## SET EXERCISE
Repeat everything in the material exactly.

## MATERIAL
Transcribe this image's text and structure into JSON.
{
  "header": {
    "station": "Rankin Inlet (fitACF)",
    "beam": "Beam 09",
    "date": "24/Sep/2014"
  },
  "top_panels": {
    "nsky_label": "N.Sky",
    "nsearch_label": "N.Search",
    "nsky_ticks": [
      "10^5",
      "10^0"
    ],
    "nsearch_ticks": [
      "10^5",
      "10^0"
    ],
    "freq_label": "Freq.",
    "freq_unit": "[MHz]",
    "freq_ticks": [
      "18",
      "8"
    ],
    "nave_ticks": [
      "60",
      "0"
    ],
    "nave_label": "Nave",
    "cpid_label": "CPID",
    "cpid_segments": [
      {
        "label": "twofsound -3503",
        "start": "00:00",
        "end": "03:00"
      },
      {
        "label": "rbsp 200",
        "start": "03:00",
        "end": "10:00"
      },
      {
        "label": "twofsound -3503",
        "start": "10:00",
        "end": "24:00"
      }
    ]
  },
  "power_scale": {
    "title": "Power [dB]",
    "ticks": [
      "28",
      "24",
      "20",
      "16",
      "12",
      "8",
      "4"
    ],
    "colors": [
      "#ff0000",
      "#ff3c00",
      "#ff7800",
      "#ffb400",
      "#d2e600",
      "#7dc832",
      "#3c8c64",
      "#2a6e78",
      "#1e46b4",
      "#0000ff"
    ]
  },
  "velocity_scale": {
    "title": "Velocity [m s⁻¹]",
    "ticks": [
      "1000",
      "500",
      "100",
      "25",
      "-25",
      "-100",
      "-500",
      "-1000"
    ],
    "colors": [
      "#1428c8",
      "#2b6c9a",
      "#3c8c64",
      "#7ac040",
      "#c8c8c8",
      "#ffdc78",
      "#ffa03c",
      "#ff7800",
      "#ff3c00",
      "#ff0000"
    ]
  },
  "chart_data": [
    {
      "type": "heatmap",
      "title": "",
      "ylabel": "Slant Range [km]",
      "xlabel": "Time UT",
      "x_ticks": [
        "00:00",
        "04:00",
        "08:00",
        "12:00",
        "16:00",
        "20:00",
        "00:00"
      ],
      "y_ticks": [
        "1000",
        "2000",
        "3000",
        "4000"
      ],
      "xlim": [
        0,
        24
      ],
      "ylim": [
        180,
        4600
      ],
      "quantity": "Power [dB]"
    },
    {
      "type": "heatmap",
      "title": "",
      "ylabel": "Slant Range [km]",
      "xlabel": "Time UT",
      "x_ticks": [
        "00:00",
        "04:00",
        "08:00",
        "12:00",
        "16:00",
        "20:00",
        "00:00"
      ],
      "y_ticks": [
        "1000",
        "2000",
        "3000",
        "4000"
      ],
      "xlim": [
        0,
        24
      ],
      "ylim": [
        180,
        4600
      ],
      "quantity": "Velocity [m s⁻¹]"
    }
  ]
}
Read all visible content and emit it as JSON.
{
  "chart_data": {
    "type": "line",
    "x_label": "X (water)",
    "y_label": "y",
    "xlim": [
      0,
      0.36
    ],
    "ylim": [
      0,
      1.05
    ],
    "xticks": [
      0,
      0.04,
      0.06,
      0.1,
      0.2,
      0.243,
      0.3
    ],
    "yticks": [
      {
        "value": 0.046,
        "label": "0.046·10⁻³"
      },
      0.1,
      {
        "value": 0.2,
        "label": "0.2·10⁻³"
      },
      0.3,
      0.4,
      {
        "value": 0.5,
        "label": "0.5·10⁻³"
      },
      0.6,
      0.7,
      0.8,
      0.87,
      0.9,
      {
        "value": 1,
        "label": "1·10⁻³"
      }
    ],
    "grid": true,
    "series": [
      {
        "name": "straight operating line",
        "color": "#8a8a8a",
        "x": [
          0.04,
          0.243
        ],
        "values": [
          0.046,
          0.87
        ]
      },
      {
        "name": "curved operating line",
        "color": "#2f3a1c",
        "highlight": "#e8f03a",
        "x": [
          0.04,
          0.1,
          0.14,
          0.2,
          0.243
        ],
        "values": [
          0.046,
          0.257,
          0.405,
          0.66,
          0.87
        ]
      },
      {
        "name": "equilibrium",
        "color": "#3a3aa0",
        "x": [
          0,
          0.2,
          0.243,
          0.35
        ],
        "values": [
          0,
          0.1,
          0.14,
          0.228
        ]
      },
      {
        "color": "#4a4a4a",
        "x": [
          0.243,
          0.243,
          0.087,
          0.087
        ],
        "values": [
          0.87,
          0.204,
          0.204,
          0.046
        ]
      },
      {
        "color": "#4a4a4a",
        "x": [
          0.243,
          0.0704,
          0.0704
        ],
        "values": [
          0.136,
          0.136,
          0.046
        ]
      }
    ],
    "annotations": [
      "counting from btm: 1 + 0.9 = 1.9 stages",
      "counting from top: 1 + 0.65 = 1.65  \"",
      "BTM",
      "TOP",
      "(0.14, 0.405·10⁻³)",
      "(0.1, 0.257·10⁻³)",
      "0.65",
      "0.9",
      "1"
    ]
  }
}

## WORKED ANSWER
Transcribe this image's text and structure into JSON.
{
  "header": {
    "station": "Rankin Inlet (fitACF)",
    "beam": "Beam 09",
    "date": "24/Sep/2014"
  },
  "top_panels": {
    "nsky_label": "N.Sky",
    "nsearch_label": "N.Search",
    "nsky_ticks": [
      "10^5",
      "10^0"
    ],
    "nsearch_ticks": [
      "10^5",
      "10^0"
    ],
    "freq_label": "Freq.",
    "freq_unit": "[MHz]",
    "freq_ticks": [
      "18",
      "8"
    ],
    "nave_ticks": [
      "60",
      "0"
    ],
    "nave_label": "Nave",
    "cpid_label": "CPID",
    "cpid_segments": [
      {
        "label": "twofsound -3503",
        "start": "00:00",
        "end": "03:00"
      },
      {
        "label": "rbsp 200",
        "start": "03:00",
        "end": "10:00"
      },
      {
        "label": "twofsound -3503",
        "start": "10:00",
        "end": "24:00"
      }
    ]
  },
  "power_scale": {
    "title": "Power [dB]",
    "ticks": [
      "28",
      "24",
      "20",
      "16",
      "12",
      "8",
      "4"
    ],
    "colors": [
      "#ff0000",
      "#ff3c00",
      "#ff7800",
      "#ffb400",
      "#d2e600",
      "#7dc832",
      "#3c8c64",
      "#2a6e78",
      "#1e46b4",
      "#0000ff"
    ]
  },
  "velocity_scale": {
    "title": "Velocity [m s⁻¹]",
    "ticks": [
      "1000",
      "500",
      "100",
      "25",
      "-25",
      "-100",
      "-500",
      "-1000"
    ],
    "colors": [
      "#1428c8",
      "#2b6c9a",
      "#3c8c64",
      "#7ac040",
      "#c8c8c8",
      "#ffdc78",
      "#ffa03c",
      "#ff7800",
      "#ff3c00",
      "#ff0000"
    ]
  },
  "chart_data": [
    {
      "type": "heatmap",
      "title": "",
      "ylabel": "Slant Range [km]",
      "xlabel": "Time UT",
      "x_ticks": [
        "00:00",
        "04:00",
        "08:00",
        "12:00",
        "16:00",
        "20:00",
        "00:00"
      ],
      "y_ticks": [
        "1000",
        "2000",
        "3000",
        "4000"
      ],
      "xlim": [
        0,
        24
      ],
      "ylim": [
        180,
        4600
      ],
      "quantity": "Power [dB]"
    },
    {
      "type": "heatmap",
      "title": "",
      "ylabel": "Slant Range [km]",
      "xlabel": "Time UT",
      "x_ticks": [
        "00:00",
        "04:00",
        "08:00",
        "12:00",
        "16:00",
        "20:00",
        "00:00"
      ],
      "y_ticks": [
        "1000",
        "2000",
        "3000",
        "4000"
      ],
      "xlim": [
        0,
        24
      ],
      "ylim": [
        180,
        4600
      ],
      "quantity": "Velocity [m s⁻¹]"
    }
  ]
}
Read all visible content and emit it as JSON.
{
  "chart_data": {
    "type": "line",
    "x_label": "X (water)",
    "y_label": "y",
    "xlim": [
      0,
      0.36
    ],
    "ylim": [
      0,
      1.05
    ],
    "xticks": [
      0,
      0.04,
      0.06,
      0.1,
      0.2,
      0.243,
      0.3
    ],
    "yticks": [
      {
        "value": 0.046,
        "label": "0.046·10⁻³"
      },
      0.1,
      {
        "value": 0.2,
        "label": "0.2·10⁻³"
      },
      0.3,
      0.4,
      {
        "value": 0.5,
        "label": "0.5·10⁻³"
      },
      0.6,
      0.7,
      0.8,
      0.87,
      0.9,
      {
        "value": 1,
        "label": "1·10⁻³"
      }
    ],
    "grid": true,
    "series": [
      {
        "name": "straight operating line",
        "color": "#8a8a8a",
        "x": [
          0.04,
          0.243
        ],
        "values": [
          0.046,
          0.87
        ]
      },
      {
        "name": "curved operating line",
        "color": "#2f3a1c",
        "highlight": "#e8f03a",
        "x": [
          0.04,
          0.1,
          0.14,
          0.2,
          0.243
        ],
        "values": [
          0.046,
          0.257,
          0.405,
          0.66,
          0.87
        ]
      },
      {
        "name": "equilibrium",
        "color": "#3a3aa0",
        "x": [
          0,
          0.2,
          0.243,
          0.35
        ],
        "values": [
          0,
          0.1,
          0.14,
          0.228
        ]
      },
      {
        "color": "#4a4a4a",
        "x": [
          0.243,
          0.243,
          0.087,
          0.087
        ],
        "values": [
          0.87,
          0.204,
          0.204,
          0.046
        ]
      },
      {
        "color": "#4a4a4a",
        "x": [
          0.243,
          0.0704,
          0.0704
        ],
        "values": [
          0.136,
          0.136,
          0.046
        ]
      }
    ],
    "annotations": [
      "counting from btm: 1 + 0.9 = 1.9 stages",
      "counting from top: 1 + 0.65 = 1.65  \"",
      "BTM",
      "TOP",
      "(0.14, 0.405·10⁻³)",
      "(0.1, 0.257·10⁻³)",
      "0.65",
      "0.9",
      "1"
    ]
  }
}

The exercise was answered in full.